▸ Task prompt
Reproduce, word for word, every line starting at the line that contains "Transcribe the text in this document." and ending with the final line of the entries.

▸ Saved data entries
* START *

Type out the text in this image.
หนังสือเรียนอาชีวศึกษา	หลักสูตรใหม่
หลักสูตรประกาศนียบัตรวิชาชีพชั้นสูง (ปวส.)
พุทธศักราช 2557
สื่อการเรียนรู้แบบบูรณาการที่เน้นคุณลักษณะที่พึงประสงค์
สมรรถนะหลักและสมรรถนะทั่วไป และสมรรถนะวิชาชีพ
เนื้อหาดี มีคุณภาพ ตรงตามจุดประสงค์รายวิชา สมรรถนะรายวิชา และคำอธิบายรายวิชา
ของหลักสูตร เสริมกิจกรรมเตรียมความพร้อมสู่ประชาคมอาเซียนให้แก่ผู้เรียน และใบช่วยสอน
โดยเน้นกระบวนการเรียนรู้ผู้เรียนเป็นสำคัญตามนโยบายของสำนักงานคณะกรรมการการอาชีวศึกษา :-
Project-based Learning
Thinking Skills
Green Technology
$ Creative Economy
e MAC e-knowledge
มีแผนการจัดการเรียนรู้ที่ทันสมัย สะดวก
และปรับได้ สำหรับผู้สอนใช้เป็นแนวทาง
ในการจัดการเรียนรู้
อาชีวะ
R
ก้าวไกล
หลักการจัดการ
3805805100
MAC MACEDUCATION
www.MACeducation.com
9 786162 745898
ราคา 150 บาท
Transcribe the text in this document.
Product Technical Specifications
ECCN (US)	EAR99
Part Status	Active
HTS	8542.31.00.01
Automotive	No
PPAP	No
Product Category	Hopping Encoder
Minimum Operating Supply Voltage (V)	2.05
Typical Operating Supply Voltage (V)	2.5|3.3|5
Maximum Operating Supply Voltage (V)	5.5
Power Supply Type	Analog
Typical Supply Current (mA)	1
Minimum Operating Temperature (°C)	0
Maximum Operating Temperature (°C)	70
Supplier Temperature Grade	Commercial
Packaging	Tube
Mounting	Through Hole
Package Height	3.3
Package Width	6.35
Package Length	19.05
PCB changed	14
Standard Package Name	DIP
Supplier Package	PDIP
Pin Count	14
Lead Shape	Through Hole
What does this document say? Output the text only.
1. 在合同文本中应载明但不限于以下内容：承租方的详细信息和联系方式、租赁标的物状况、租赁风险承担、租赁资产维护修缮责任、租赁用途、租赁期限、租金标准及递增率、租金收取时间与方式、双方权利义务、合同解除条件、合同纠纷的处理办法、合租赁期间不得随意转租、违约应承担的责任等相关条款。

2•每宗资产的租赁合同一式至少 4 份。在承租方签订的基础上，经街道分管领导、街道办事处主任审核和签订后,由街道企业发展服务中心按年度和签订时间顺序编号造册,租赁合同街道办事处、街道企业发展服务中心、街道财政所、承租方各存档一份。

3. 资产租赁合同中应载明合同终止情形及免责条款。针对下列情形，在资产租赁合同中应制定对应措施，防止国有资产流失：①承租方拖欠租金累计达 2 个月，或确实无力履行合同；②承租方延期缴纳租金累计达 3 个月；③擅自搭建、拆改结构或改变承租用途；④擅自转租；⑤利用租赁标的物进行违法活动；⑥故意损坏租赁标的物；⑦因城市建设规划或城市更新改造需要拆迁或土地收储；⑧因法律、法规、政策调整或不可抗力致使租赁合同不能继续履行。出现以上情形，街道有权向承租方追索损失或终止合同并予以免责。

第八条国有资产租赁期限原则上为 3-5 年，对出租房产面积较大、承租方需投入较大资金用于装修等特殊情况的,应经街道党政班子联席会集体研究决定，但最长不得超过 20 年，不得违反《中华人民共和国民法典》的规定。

* END *

▸ Problem solution
Transcribe the text in this document.
Product Technical Specifications
ECCN (US)	EAR99
Part Status	Active
HTS	8542.31.00.01
Automotive	No
PPAP	No
Product Category	Hopping Encoder
Minimum Operating Supply Voltage (V)	2.05
Typical Operating Supply Voltage (V)	2.5|3.3|5
Maximum Operating Supply Voltage (V)	5.5
Power Supply Type	Analog
Typical Supply Current (mA)	1
Minimum Operating Temperature (°C)	0
Maximum Operating Temperature (°C)	70
Supplier Temperature Grade	Commercial
Packaging	Tube
Mounting	Through Hole
Package Height	3.3
Package Width	6.35
Package Length	19.05
PCB changed	14
Standard Package Name	DIP
Supplier Package	PDIP
Pin Count	14
Lead Shape	Through Hole
What does this document say? Output the text only.
1. 在合同文本中应载明但不限于以下内容：承租方的详细信息和联系方式、租赁标的物状况、租赁风险承担、租赁资产维护修缮责任、租赁用途、租赁期限、租金标准及递增率、租金收取时间与方式、双方权利义务、合同解除条件、合同纠纷的处理办法、合租赁期间不得随意转租、违约应承担的责任等相关条款。

2•每宗资产的租赁合同一式至少 4 份。在承租方签订的基础上，经街道分管领导、街道办事处主任审核和签订后,由街道企业发展服务中心按年度和签订时间顺序编号造册,租赁合同街道办事处、街道企业发展服务中心、街道财政所、承租方各存档一份。

3. 资产租赁合同中应载明合同终止情形及免责条款。针对下列情形，在资产租赁合同中应制定对应措施，防止国有资产流失：①承租方拖欠租金累计达 2 个月，或确实无力履行合同；②承租方延期缴纳租金累计达 3 个月；③擅自搭建、拆改结构或改变承租用途；④擅自转租；⑤利用租赁标的物进行违法活动；⑥故意损坏租赁标的物；⑦因城市建设规划或城市更新改造需要拆迁或土地收储；⑧因法律、法规、政策调整或不可抗力致使租赁合同不能继续履行。出现以上情形，街道有权向承租方追索损失或终止合同并予以免责。

第八条国有资产租赁期限原则上为 3-5 年，对出租房产面积较大、承租方需投入较大资金用于装修等特殊情况的,应经街道党政班子联席会集体研究决定，但最长不得超过 20 年，不得违反《中华人民共和国民法典》的规定。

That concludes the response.